## EXCERPT PROVIDED:
____

On Sun, 16 Jan 2011, Graeme Geldenhuys wrote:

On Sun, 2011-01-16 at 07:29 +0100, Martin Schreiber wrote:
The separation of code and user interface definitions has advantages.

Huh? The code describing the UI is just that UI code. My businsess
objects and businesses rules are not located in Form units either. One
of Borlands bad design ideas with RAD - as far as I'm concerned.
Embedded business logic inside form units - something Delphi and Lazarus
IDE's promote.

Graeme probably will encounter the limitations of his approach when he tries
to implement more sophisticated RAD possibilities into fpGUI. Visual form
inheritance and submodules (TFrame) come to mind for example.

I already support the "frame" idea without problems. I can even have
multiple forms in a single unit - something neither Delphi, Lazarus or
MSEide can do.

This is not inherent to using resources, that is simply a design decision.
Keep it simple is a good thing.

____

## TASK MATERIAL:

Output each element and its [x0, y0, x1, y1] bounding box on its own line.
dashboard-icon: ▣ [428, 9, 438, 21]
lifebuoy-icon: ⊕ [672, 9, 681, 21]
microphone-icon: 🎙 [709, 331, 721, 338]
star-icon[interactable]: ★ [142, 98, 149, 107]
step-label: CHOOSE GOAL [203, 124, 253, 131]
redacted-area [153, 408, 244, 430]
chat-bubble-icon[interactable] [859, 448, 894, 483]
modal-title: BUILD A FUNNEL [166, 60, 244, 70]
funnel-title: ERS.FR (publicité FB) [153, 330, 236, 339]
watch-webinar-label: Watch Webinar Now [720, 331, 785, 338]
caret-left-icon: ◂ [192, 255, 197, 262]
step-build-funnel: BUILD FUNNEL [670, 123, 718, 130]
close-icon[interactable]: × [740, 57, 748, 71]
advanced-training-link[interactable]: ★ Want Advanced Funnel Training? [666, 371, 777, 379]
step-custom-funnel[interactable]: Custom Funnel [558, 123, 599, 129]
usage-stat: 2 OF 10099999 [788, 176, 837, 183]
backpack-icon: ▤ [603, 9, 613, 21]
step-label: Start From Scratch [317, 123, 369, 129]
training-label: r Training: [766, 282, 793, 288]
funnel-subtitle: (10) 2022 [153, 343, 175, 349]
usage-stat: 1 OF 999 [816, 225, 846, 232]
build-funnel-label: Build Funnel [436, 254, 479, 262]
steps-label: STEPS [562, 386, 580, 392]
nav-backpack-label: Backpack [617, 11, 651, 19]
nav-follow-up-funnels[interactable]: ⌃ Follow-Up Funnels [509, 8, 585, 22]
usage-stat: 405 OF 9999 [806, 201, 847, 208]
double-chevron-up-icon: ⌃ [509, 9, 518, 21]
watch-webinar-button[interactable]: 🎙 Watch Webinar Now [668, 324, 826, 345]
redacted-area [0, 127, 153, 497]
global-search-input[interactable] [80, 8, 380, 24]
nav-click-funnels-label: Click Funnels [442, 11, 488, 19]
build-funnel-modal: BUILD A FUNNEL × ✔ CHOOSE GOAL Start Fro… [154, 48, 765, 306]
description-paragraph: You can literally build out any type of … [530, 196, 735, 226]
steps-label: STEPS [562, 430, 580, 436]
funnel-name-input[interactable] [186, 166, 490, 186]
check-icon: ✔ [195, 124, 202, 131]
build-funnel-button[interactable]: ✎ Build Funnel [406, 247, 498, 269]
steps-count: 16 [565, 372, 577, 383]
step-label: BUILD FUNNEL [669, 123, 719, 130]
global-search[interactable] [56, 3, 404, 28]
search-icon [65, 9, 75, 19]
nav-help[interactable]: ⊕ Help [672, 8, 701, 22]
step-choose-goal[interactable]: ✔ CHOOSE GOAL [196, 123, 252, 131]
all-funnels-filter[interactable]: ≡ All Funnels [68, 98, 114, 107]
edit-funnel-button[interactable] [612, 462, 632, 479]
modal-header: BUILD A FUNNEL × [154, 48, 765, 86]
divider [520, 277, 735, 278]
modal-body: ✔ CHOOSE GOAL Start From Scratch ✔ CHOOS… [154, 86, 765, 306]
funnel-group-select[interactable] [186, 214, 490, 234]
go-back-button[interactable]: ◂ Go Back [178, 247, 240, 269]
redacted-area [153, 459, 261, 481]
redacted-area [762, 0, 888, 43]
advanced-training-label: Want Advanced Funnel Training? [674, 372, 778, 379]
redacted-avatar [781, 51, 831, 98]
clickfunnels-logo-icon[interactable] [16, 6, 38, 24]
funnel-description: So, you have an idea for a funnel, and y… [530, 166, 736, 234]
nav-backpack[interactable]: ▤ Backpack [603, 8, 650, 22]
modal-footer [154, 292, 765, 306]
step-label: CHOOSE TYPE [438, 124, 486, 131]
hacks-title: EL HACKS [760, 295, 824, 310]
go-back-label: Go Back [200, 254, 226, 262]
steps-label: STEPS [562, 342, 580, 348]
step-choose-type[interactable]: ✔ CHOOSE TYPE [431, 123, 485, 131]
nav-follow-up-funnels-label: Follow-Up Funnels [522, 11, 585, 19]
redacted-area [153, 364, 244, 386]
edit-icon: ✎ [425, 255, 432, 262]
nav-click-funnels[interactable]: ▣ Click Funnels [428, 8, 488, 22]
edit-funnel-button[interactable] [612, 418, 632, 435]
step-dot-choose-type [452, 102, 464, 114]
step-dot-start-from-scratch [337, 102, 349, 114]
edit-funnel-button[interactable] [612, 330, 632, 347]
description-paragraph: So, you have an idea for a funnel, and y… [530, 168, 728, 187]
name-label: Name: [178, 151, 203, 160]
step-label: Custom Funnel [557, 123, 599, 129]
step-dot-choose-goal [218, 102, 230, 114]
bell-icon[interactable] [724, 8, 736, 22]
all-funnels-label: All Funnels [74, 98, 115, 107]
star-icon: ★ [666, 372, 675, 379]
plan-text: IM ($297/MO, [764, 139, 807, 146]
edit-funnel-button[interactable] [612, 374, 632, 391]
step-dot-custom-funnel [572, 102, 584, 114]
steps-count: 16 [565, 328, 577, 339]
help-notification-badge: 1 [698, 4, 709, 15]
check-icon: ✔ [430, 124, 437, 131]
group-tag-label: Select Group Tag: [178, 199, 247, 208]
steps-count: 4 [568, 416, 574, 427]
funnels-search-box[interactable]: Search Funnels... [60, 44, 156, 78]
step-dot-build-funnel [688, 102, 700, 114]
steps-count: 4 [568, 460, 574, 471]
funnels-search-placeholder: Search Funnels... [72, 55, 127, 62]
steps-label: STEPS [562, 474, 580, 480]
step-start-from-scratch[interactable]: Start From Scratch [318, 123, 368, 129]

____

## WHAT YOU NEED TO DO:
A. List every software tool named in the mailing-list excerpt, leaving out companies and code classes.
B. Return the rows from the first one through the line containing "redacted-area [0, 127, 153, 497]", both included, copied unchanged.
The mailing-list excerpt and the rows are unrelated to each other.

## SOLUTIONS BELOW:
A. fpGUI, Delphi, Lazarus, MSEide

B.
Output each element and its [x0, y0, x1, y1] bounding box on its own line.
dashboard-icon: ▣ [428, 9, 438, 21]
lifebuoy-icon: ⊕ [672, 9, 681, 21]
microphone-icon: 🎙 [709, 331, 721, 338]
star-icon[interactable]: ★ [142, 98, 149, 107]
step-label: CHOOSE GOAL [203, 124, 253, 131]
redacted-area [153, 408, 244, 430]
chat-bubble-icon[interactable] [859, 448, 894, 483]
modal-title: BUILD A FUNNEL [166, 60, 244, 70]
funnel-title: ERS.FR (publicité FB) [153, 330, 236, 339]
watch-webinar-label: Watch Webinar Now [720, 331, 785, 338]
caret-left-icon: ◂ [192, 255, 197, 262]
step-build-funnel: BUILD FUNNEL [670, 123, 718, 130]
close-icon[interactable]: × [740, 57, 748, 71]
advanced-training-link[interactable]: ★ Want Advanced Funnel Training? [666, 371, 777, 379]
step-custom-funnel[interactable]: Custom Funnel [558, 123, 599, 129]
usage-stat: 2 OF 10099999 [788, 176, 837, 183]
backpack-icon: ▤ [603, 9, 613, 21]
step-label: Start From Scratch [317, 123, 369, 129]
training-label: r Training: [766, 282, 793, 288]
funnel-subtitle: (10) 2022 [153, 343, 175, 349]
usage-stat: 1 OF 999 [816, 225, 846, 232]
build-funnel-label: Build Funnel [436, 254, 479, 262]
steps-label: STEPS [562, 386, 580, 392]
nav-backpack-label: Backpack [617, 11, 651, 19]
nav-follow-up-funnels[interactable]: ⌃ Follow-Up Funnels [509, 8, 585, 22]
usage-stat: 405 OF 9999 [806, 201, 847, 208]
double-chevron-up-icon: ⌃ [509, 9, 518, 21]
watch-webinar-button[interactable]: 🎙 Watch Webinar Now [668, 324, 826, 345]
redacted-area [0, 127, 153, 497]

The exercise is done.